__EXTRACTED ENTRIES__:
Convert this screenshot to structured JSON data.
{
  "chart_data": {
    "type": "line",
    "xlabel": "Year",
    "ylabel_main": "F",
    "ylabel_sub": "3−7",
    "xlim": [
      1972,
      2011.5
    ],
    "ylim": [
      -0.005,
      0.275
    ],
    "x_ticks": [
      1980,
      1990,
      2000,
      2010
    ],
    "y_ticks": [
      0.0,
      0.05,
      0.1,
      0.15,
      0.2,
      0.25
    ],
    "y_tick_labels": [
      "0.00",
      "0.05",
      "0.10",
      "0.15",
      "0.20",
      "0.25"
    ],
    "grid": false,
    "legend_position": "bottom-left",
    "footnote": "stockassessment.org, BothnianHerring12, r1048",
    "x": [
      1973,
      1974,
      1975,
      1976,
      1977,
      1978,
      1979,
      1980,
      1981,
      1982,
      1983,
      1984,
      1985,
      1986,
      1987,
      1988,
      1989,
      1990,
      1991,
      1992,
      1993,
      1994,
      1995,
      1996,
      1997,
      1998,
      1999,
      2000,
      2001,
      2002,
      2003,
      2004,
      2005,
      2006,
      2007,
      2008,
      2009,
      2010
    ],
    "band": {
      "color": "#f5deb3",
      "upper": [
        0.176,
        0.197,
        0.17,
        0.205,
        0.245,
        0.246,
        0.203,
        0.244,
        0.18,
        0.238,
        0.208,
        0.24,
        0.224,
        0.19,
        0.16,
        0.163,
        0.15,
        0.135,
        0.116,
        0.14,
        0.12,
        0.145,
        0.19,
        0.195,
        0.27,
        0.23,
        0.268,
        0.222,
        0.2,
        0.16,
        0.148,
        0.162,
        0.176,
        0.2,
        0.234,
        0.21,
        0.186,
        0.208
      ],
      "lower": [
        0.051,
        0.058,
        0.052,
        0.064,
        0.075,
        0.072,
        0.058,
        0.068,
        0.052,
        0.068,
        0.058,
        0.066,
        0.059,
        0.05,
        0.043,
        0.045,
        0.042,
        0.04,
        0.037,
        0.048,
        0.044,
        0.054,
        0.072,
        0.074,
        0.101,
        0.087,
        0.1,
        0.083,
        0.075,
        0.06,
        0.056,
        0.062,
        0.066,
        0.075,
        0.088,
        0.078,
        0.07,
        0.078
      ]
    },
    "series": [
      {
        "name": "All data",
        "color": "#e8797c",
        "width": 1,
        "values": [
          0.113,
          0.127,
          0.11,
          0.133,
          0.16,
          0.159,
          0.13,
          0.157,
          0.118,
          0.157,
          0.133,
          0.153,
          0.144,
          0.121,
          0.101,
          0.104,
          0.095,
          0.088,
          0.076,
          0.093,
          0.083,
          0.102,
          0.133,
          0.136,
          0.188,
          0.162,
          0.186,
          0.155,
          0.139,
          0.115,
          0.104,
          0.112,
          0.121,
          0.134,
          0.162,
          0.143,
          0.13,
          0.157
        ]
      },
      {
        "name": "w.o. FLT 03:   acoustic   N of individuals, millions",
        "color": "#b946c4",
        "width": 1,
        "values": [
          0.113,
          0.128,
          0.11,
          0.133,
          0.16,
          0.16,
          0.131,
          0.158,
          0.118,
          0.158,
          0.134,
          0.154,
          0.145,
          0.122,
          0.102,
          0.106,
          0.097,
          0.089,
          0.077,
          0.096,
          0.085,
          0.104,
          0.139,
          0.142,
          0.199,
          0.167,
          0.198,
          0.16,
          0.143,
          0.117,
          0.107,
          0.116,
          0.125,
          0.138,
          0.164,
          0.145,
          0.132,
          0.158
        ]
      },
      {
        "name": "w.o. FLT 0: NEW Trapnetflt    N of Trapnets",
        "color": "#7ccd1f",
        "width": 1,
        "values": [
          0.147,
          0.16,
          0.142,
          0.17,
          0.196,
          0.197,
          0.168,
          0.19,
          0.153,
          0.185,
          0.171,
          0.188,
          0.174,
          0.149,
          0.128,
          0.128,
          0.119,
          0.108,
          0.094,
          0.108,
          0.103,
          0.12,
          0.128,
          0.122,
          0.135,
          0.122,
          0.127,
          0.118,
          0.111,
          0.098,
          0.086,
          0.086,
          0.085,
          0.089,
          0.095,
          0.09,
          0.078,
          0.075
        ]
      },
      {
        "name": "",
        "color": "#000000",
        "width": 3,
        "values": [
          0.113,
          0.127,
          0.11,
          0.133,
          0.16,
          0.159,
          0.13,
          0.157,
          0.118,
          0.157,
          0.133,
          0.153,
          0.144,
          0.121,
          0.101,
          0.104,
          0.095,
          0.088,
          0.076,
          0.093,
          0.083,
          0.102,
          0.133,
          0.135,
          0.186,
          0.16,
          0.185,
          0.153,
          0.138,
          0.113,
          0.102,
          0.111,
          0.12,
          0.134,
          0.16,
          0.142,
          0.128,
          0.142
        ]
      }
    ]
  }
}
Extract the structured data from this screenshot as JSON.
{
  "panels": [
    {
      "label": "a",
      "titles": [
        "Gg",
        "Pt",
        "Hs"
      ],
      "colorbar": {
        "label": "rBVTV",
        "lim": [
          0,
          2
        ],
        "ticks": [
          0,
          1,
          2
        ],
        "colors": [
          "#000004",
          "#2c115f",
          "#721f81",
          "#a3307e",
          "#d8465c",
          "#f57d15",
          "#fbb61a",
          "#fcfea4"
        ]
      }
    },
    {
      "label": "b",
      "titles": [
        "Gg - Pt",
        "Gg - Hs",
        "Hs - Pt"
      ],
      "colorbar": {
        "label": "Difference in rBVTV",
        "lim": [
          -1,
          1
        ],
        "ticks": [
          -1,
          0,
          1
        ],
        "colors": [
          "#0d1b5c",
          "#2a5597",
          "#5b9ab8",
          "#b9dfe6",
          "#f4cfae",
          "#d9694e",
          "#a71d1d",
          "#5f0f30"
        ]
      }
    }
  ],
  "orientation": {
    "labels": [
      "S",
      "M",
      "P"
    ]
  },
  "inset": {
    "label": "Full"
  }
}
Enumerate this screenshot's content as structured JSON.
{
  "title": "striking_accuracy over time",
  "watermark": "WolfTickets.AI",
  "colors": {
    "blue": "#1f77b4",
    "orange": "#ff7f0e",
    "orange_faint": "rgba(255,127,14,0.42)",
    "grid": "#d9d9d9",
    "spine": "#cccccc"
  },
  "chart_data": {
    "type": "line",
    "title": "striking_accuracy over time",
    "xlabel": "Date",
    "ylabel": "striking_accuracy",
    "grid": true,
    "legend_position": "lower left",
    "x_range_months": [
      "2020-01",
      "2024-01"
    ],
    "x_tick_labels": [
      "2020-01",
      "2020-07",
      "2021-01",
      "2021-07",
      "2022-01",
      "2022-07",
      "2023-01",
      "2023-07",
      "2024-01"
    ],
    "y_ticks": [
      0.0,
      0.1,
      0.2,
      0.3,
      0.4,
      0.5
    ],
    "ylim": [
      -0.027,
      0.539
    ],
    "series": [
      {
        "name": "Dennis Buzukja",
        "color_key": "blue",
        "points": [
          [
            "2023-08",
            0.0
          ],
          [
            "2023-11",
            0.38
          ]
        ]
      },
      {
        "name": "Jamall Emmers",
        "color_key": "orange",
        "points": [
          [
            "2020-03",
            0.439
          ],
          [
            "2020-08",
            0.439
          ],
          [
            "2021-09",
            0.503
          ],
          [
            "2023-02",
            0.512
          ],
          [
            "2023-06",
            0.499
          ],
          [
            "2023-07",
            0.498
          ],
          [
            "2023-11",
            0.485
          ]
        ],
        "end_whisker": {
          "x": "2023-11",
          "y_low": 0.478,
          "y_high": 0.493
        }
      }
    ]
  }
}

__AIM__:
Restate the whole listing exactly.

__REPLY__:
Convert this screenshot to structured JSON data.
{
  "chart_data": {
    "type": "line",
    "xlabel": "Year",
    "ylabel_main": "F",
    "ylabel_sub": "3−7",
    "xlim": [
      1972,
      2011.5
    ],
    "ylim": [
      -0.005,
      0.275
    ],
    "x_ticks": [
      1980,
      1990,
      2000,
      2010
    ],
    "y_ticks": [
      0.0,
      0.05,
      0.1,
      0.15,
      0.2,
      0.25
    ],
    "y_tick_labels": [
      "0.00",
      "0.05",
      "0.10",
      "0.15",
      "0.20",
      "0.25"
    ],
    "grid": false,
    "legend_position": "bottom-left",
    "footnote": "stockassessment.org, BothnianHerring12, r1048",
    "x": [
      1973,
      1974,
      1975,
      1976,
      1977,
      1978,
      1979,
      1980,
      1981,
      1982,
      1983,
      1984,
      1985,
      1986,
      1987,
      1988,
      1989,
      1990,
      1991,
      1992,
      1993,
      1994,
      1995,
      1996,
      1997,
      1998,
      1999,
      2000,
      2001,
      2002,
      2003,
      2004,
      2005,
      2006,
      2007,
      2008,
      2009,
      2010
    ],
    "band": {
      "color": "#f5deb3",
      "upper": [
        0.176,
        0.197,
        0.17,
        0.205,
        0.245,
        0.246,
        0.203,
        0.244,
        0.18,
        0.238,
        0.208,
        0.24,
        0.224,
        0.19,
        0.16,
        0.163,
        0.15,
        0.135,
        0.116,
        0.14,
        0.12,
        0.145,
        0.19,
        0.195,
        0.27,
        0.23,
        0.268,
        0.222,
        0.2,
        0.16,
        0.148,
        0.162,
        0.176,
        0.2,
        0.234,
        0.21,
        0.186,
        0.208
      ],
      "lower": [
        0.051,
        0.058,
        0.052,
        0.064,
        0.075,
        0.072,
        0.058,
        0.068,
        0.052,
        0.068,
        0.058,
        0.066,
        0.059,
        0.05,
        0.043,
        0.045,
        0.042,
        0.04,
        0.037,
        0.048,
        0.044,
        0.054,
        0.072,
        0.074,
        0.101,
        0.087,
        0.1,
        0.083,
        0.075,
        0.06,
        0.056,
        0.062,
        0.066,
        0.075,
        0.088,
        0.078,
        0.07,
        0.078
      ]
    },
    "series": [
      {
        "name": "All data",
        "color": "#e8797c",
        "width": 1,
        "values": [
          0.113,
          0.127,
          0.11,
          0.133,
          0.16,
          0.159,
          0.13,
          0.157,
          0.118,
          0.157,
          0.133,
          0.153,
          0.144,
          0.121,
          0.101,
          0.104,
          0.095,
          0.088,
          0.076,
          0.093,
          0.083,
          0.102,
          0.133,
          0.136,
          0.188,
          0.162,
          0.186,
          0.155,
          0.139,
          0.115,
          0.104,
          0.112,
          0.121,
          0.134,
          0.162,
          0.143,
          0.13,
          0.157
        ]
      },
      {
        "name": "w.o. FLT 03:   acoustic   N of individuals, millions",
        "color": "#b946c4",
        "width": 1,
        "values": [
          0.113,
          0.128,
          0.11,
          0.133,
          0.16,
          0.16,
          0.131,
          0.158,
          0.118,
          0.158,
          0.134,
          0.154,
          0.145,
          0.122,
          0.102,
          0.106,
          0.097,
          0.089,
          0.077,
          0.096,
          0.085,
          0.104,
          0.139,
          0.142,
          0.199,
          0.167,
          0.198,
          0.16,
          0.143,
          0.117,
          0.107,
          0.116,
          0.125,
          0.138,
          0.164,
          0.145,
          0.132,
          0.158
        ]
      },
      {
        "name": "w.o. FLT 0: NEW Trapnetflt    N of Trapnets",
        "color": "#7ccd1f",
        "width": 1,
        "values": [
          0.147,
          0.16,
          0.142,
          0.17,
          0.196,
          0.197,
          0.168,
          0.19,
          0.153,
          0.185,
          0.171,
          0.188,
          0.174,
          0.149,
          0.128,
          0.128,
          0.119,
          0.108,
          0.094,
          0.108,
          0.103,
          0.12,
          0.128,
          0.122,
          0.135,
          0.122,
          0.127,
          0.118,
          0.111,
          0.098,
          0.086,
          0.086,
          0.085,
          0.089,
          0.095,
          0.09,
          0.078,
          0.075
        ]
      },
      {
        "name": "",
        "color": "#000000",
        "width": 3,
        "values": [
          0.113,
          0.127,
          0.11,
          0.133,
          0.16,
          0.159,
          0.13,
          0.157,
          0.118,
          0.157,
          0.133,
          0.153,
          0.144,
          0.121,
          0.101,
          0.104,
          0.095,
          0.088,
          0.076,
          0.093,
          0.083,
          0.102,
          0.133,
          0.135,
          0.186,
          0.16,
          0.185,
          0.153,
          0.138,
          0.113,
          0.102,
          0.111,
          0.12,
          0.134,
          0.16,
          0.142,
          0.128,
          0.142
        ]
      }
    ]
  }
}
Extract the structured data from this screenshot as JSON.
{
  "panels": [
    {
      "label": "a",
      "titles": [
        "Gg",
        "Pt",
        "Hs"
      ],
      "colorbar": {
        "label": "rBVTV",
        "lim": [
          0,
          2
        ],
        "ticks": [
          0,
          1,
          2
        ],
        "colors": [
          "#000004",
          "#2c115f",
          "#721f81",
          "#a3307e",
          "#d8465c",
          "#f57d15",
          "#fbb61a",
          "#fcfea4"
        ]
      }
    },
    {
      "label": "b",
      "titles": [
        "Gg - Pt",
        "Gg - Hs",
        "Hs - Pt"
      ],
      "colorbar": {
        "label": "Difference in rBVTV",
        "lim": [
          -1,
          1
        ],
        "ticks": [
          -1,
          0,
          1
        ],
        "colors": [
          "#0d1b5c",
          "#2a5597",
          "#5b9ab8",
          "#b9dfe6",
          "#f4cfae",
          "#d9694e",
          "#a71d1d",
          "#5f0f30"
        ]
      }
    }
  ],
  "orientation": {
    "labels": [
      "S",
      "M",
      "P"
    ]
  },
  "inset": {
    "label": "Full"
  }
}
Enumerate this screenshot's content as structured JSON.
{
  "title": "striking_accuracy over time",
  "watermark": "WolfTickets.AI",
  "colors": {
    "blue": "#1f77b4",
    "orange": "#ff7f0e",
    "orange_faint": "rgba(255,127,14,0.42)",
    "grid": "#d9d9d9",
    "spine": "#cccccc"
  },
  "chart_data": {
    "type": "line",
    "title": "striking_accuracy over time",
    "xlabel": "Date",
    "ylabel": "striking_accuracy",
    "grid": true,
    "legend_position": "lower left",
    "x_range_months": [
      "2020-01",
      "2024-01"
    ],
    "x_tick_labels": [
      "2020-01",
      "2020-07",
      "2021-01",
      "2021-07",
      "2022-01",
      "2022-07",
      "2023-01",
      "2023-07",
      "2024-01"
    ],
    "y_ticks": [
      0.0,
      0.1,
      0.2,
      0.3,
      0.4,
      0.5
    ],
    "ylim": [
      -0.027,
      0.539
    ],
    "series": [
      {
        "name": "Dennis Buzukja",
        "color_key": "blue",
        "points": [
          [
            "2023-08",
            0.0
          ],
          [
            "2023-11",
            0.38
          ]
        ]
      },
      {
        "name": "Jamall Emmers",
        "color_key": "orange",
        "points": [
          [
            "2020-03",
            0.439
          ],
          [
            "2020-08",
            0.439
          ],
          [
            "2021-09",
            0.503
          ],
          [
            "2023-02",
            0.512
          ],
          [
            "2023-06",
            0.499
          ],
          [
            "2023-07",
            0.498
          ],
          [
            "2023-11",
            0.485
          ]
        ],
        "end_whisker": {
          "x": "2023-11",
          "y_low": 0.478,
          "y_high": 0.493
        }
      }
    ]
  }
}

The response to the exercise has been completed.